Brief:
The listing below must be repeated word for word, with its images excluded.

Input data:
########################################

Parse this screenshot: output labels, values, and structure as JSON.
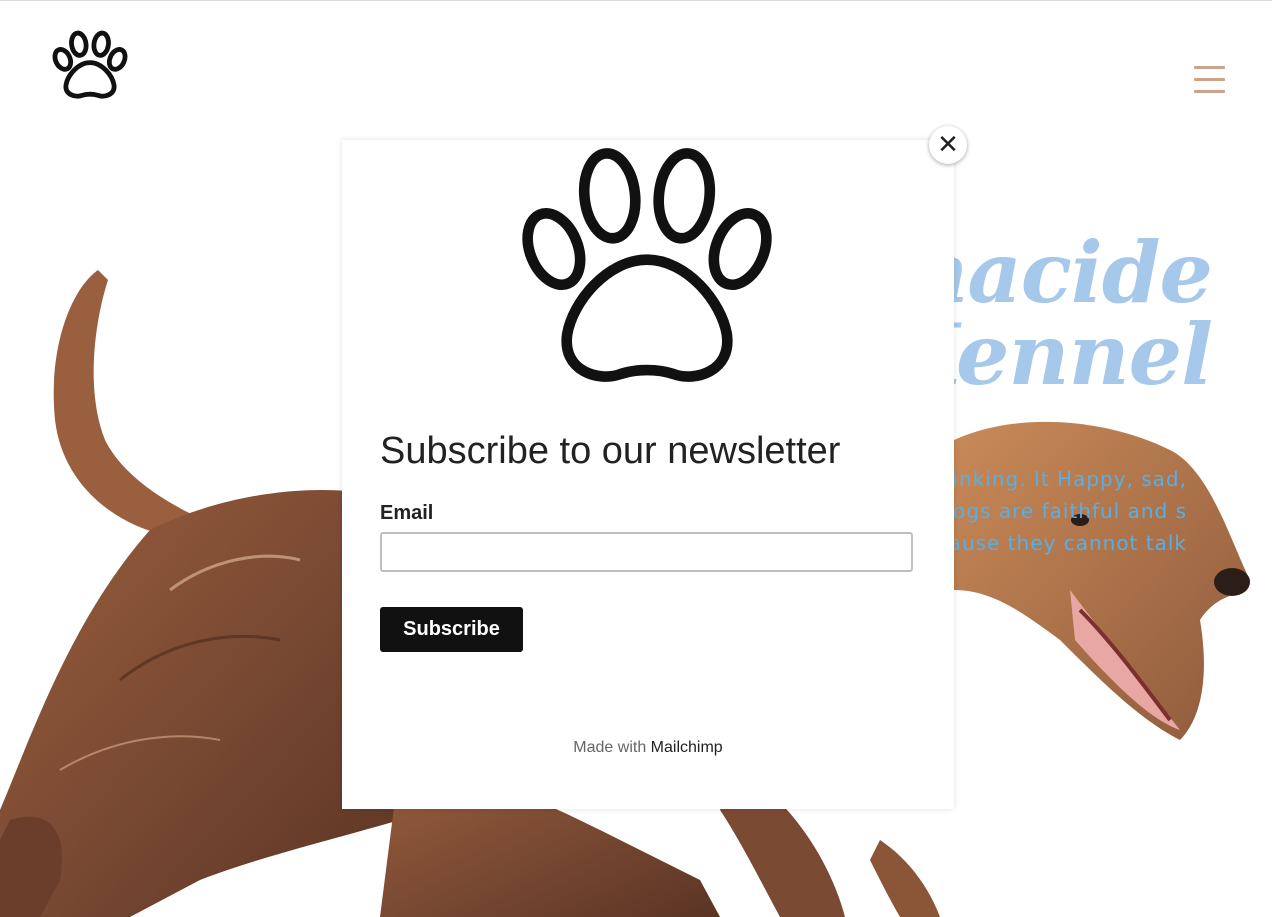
{
  "header": {
    "logo_icon": "paw-icon",
    "menu_icon": "hamburger-menu-icon",
    "menu_color": "#c9a48a"
  },
  "hero": {
    "title": "macide\nKennel",
    "description": "at a dog is thinking. It Happy, sad, cross, and , dogs are faithful and s because they cannot talk",
    "title_color": "#a6c8ea",
    "text_color": "#5aaee0"
  },
  "modal": {
    "logo_icon": "paw-icon",
    "title": "Subscribe to our newsletter",
    "email_label": "Email",
    "email_value": "",
    "email_placeholder": "",
    "subscribe_label": "Subscribe",
    "made_with_prefix": "Made with",
    "made_with_brand": "Mailchimp",
    "close_icon": "close-icon",
    "close_glyph": "✕"
  }
}
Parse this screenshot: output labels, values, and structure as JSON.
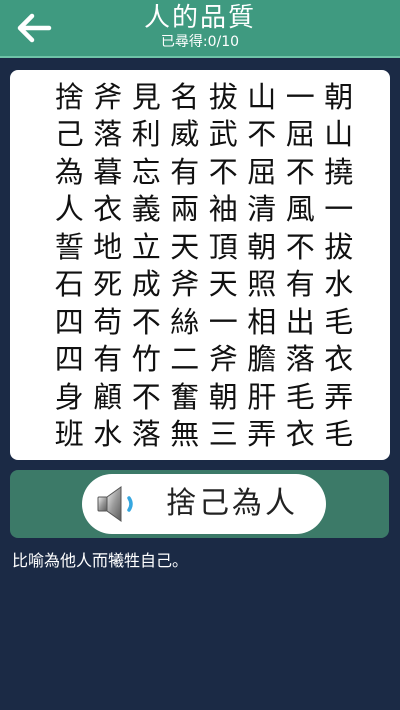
{
  "header": {
    "title": "人的品質",
    "progress": "已尋得:0/10",
    "back_icon": "arrow-left-icon"
  },
  "grid": {
    "rows": [
      [
        "捨",
        "斧",
        "見",
        "名",
        "拔",
        "山",
        "一",
        "朝"
      ],
      [
        "己",
        "落",
        "利",
        "威",
        "武",
        "不",
        "屈",
        "山"
      ],
      [
        "為",
        "暮",
        "忘",
        "有",
        "不",
        "屈",
        "不",
        "撓"
      ],
      [
        "人",
        "衣",
        "義",
        "兩",
        "袖",
        "清",
        "風",
        "一"
      ],
      [
        "誓",
        "地",
        "立",
        "天",
        "頂",
        "朝",
        "不",
        "拔"
      ],
      [
        "石",
        "死",
        "成",
        "斧",
        "天",
        "照",
        "有",
        "水"
      ],
      [
        "四",
        "苟",
        "不",
        "絲",
        "一",
        "相",
        "出",
        "毛"
      ],
      [
        "四",
        "有",
        "竹",
        "二",
        "斧",
        "膽",
        "落",
        "衣"
      ],
      [
        "身",
        "顧",
        "不",
        "奮",
        "朝",
        "肝",
        "毛",
        "弄"
      ],
      [
        "班",
        "水",
        "落",
        "無",
        "三",
        "弄",
        "衣",
        "毛"
      ]
    ]
  },
  "answer": {
    "word": "捨己為人",
    "speaker_icon": "speaker-icon"
  },
  "definition": "比喻為他人而犧牲自己。",
  "colors": {
    "header_bg": "#3f9a80",
    "page_bg": "#1b2a45",
    "answer_bar_bg": "#3c7a68"
  }
}
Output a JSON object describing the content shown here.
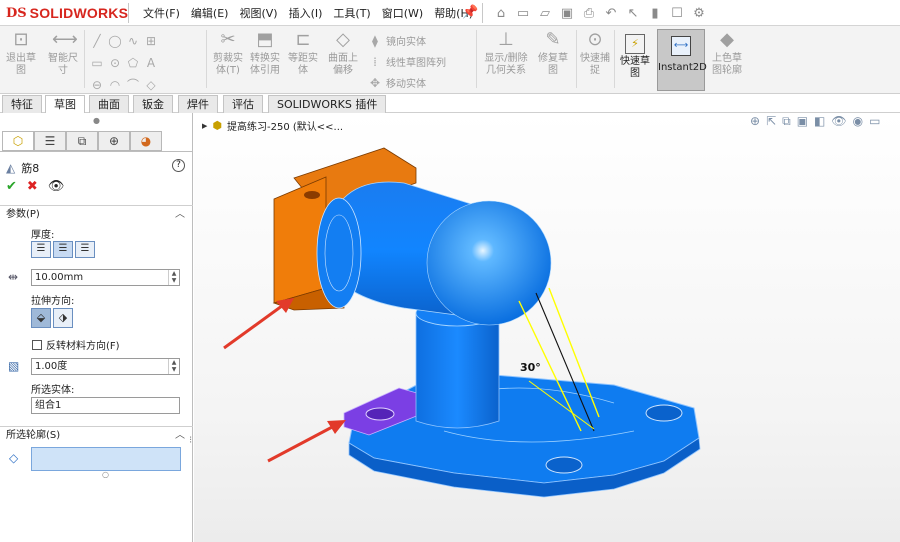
{
  "app": {
    "logo_ds": "DS",
    "logo_name": "SOLIDWORKS"
  },
  "menu": [
    "文件(F)",
    "编辑(E)",
    "视图(V)",
    "插入(I)",
    "工具(T)",
    "窗口(W)",
    "帮助(H)"
  ],
  "ribbon": {
    "exit_sketch": "退出草\n图",
    "smart_dim": "智能尺\n寸",
    "trim": "剪裁实\n体(T)",
    "convert": "转换实\n体引用",
    "offset": "等距实\n体",
    "offset_surface": "曲面上\n偏移",
    "mirror": "镜向实体",
    "linear_pattern": "线性草图阵列",
    "move": "移动实体",
    "display_relations": "显示/删除\n几何关系",
    "repair": "修复草\n图",
    "quick_snap": "快速捕\n捉",
    "quick_sketch": "快速草\n图",
    "instant2d": "Instant2D",
    "color_contour": "上色草\n图轮廓"
  },
  "tabs": [
    "特征",
    "草图",
    "曲面",
    "钣金",
    "焊件",
    "评估",
    "SOLIDWORKS 插件"
  ],
  "active_tab": "草图",
  "panel": {
    "feature_name": "筋8",
    "params_title": "参数(P)",
    "thickness_label": "厚度:",
    "thickness_value": "10.00mm",
    "direction_label": "拉伸方向:",
    "flip_label": "反转材料方向(F)",
    "draft_value": "1.00度",
    "bodies_label": "所选实体:",
    "bodies_value": "组合1",
    "profiles_title": "所选轮廓(S)"
  },
  "viewport": {
    "tree_item": "提高练习-250 (默认<<...",
    "angle_label": "30°"
  },
  "colors": {
    "accent": "#2d6fc4",
    "part_blue": "#0f7cf0",
    "orange": "#f07d0a",
    "purple": "#7b3fe4",
    "arrow": "#e23a2a"
  }
}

########################################

Task result:
Parse this screenshot: output labels, values, and structure as JSON.
{
  "header": {
    "logo_icon": "paw-icon",
    "menu_icon": "hamburger-menu-icon",
    "menu_color": "#c9a48a"
  },
  "hero": {
    "title": "macide\nKennel",
    "description": "at a dog is thinking. It Happy, sad, cross, and , dogs are faithful and s because they cannot talk",
    "title_color": "#a6c8ea",
    "text_color": "#5aaee0"
  },
  "modal": {
    "logo_icon": "paw-icon",
    "title": "Subscribe to our newsletter",
    "email_label": "Email",
    "email_value": "",
    "email_placeholder": "",
    "subscribe_label": "Subscribe",
    "made_with_prefix": "Made with",
    "made_with_brand": "Mailchimp",
    "close_icon": "close-icon",
    "close_glyph": "✕"
  }
}
Parse this screenshot: output labels, values, and structure as JSON.
{
  "header": {
    "title": "人的品質",
    "progress": "已尋得:0/10",
    "back_icon": "arrow-left-icon"
  },
  "grid": {
    "rows": [
      [
        "捨",
        "斧",
        "見",
        "名",
        "拔",
        "山",
        "一",
        "朝"
      ],
      [
        "己",
        "落",
        "利",
        "威",
        "武",
        "不",
        "屈",
        "山"
      ],
      [
        "為",
        "暮",
        "忘",
        "有",
        "不",
        "屈",
        "不",
        "撓"
      ],
      [
        "人",
        "衣",
        "義",
        "兩",
        "袖",
        "清",
        "風",
        "一"
      ],
      [
        "誓",
        "地",
        "立",
        "天",
        "頂",
        "朝",
        "不",
        "拔"
      ],
      [
        "石",
        "死",
        "成",
        "斧",
        "天",
        "照",
        "有",
        "水"
      ],
      [
        "四",
        "苟",
        "不",
        "絲",
        "一",
        "相",
        "出",
        "毛"
      ],
      [
        "四",
        "有",
        "竹",
        "二",
        "斧",
        "膽",
        "落",
        "衣"
      ],
      [
        "身",
        "顧",
        "不",
        "奮",
        "朝",
        "肝",
        "毛",
        "弄"
      ],
      [
        "班",
        "水",
        "落",
        "無",
        "三",
        "弄",
        "衣",
        "毛"
      ]
    ]
  },
  "answer": {
    "word": "捨己為人",
    "speaker_icon": "speaker-icon"
  },
  "definition": "比喻為他人而犧牲自己。",
  "colors": {
    "header_bg": "#3f9a80",
    "page_bg": "#1b2a45",
    "answer_bar_bg": "#3c7a68"
  }
}
Output a JSON object describing the content shown here.
{
  "app": {
    "logo_ds": "DS",
    "logo_name": "SOLIDWORKS"
  },
  "menu": [
    "文件(F)",
    "编辑(E)",
    "视图(V)",
    "插入(I)",
    "工具(T)",
    "窗口(W)",
    "帮助(H)"
  ],
  "ribbon": {
    "exit_sketch": "退出草\n图",
    "smart_dim": "智能尺\n寸",
    "trim": "剪裁实\n体(T)",
    "convert": "转换实\n体引用",
    "offset": "等距实\n体",
    "offset_surface": "曲面上\n偏移",
    "mirror": "镜向实体",
    "linear_pattern": "线性草图阵列",
    "move": "移动实体",
    "display_relations": "显示/删除\n几何关系",
    "repair": "修复草\n图",
    "quick_snap": "快速捕\n捉",
    "quick_sketch": "快速草\n图",
    "instant2d": "Instant2D",
    "color_contour": "上色草\n图轮廓"
  },
  "tabs": [
    "特征",
    "草图",
    "曲面",
    "钣金",
    "焊件",
    "评估",
    "SOLIDWORKS 插件"
  ],
  "active_tab": "草图",
  "panel": {
    "feature_name": "筋8",
    "params_title": "参数(P)",
    "thickness_label": "厚度:",
    "thickness_value": "10.00mm",
    "direction_label": "拉伸方向:",
    "flip_label": "反转材料方向(F)",
    "draft_value": "1.00度",
    "bodies_label": "所选实体:",
    "bodies_value": "组合1",
    "profiles_title": "所选轮廓(S)"
  },
  "viewport": {
    "tree_item": "提高练习-250 (默认<<...",
    "angle_label": "30°"
  },
  "colors": {
    "accent": "#2d6fc4",
    "part_blue": "#0f7cf0",
    "orange": "#f07d0a",
    "purple": "#7b3fe4",
    "arrow": "#e23a2a"
  }
}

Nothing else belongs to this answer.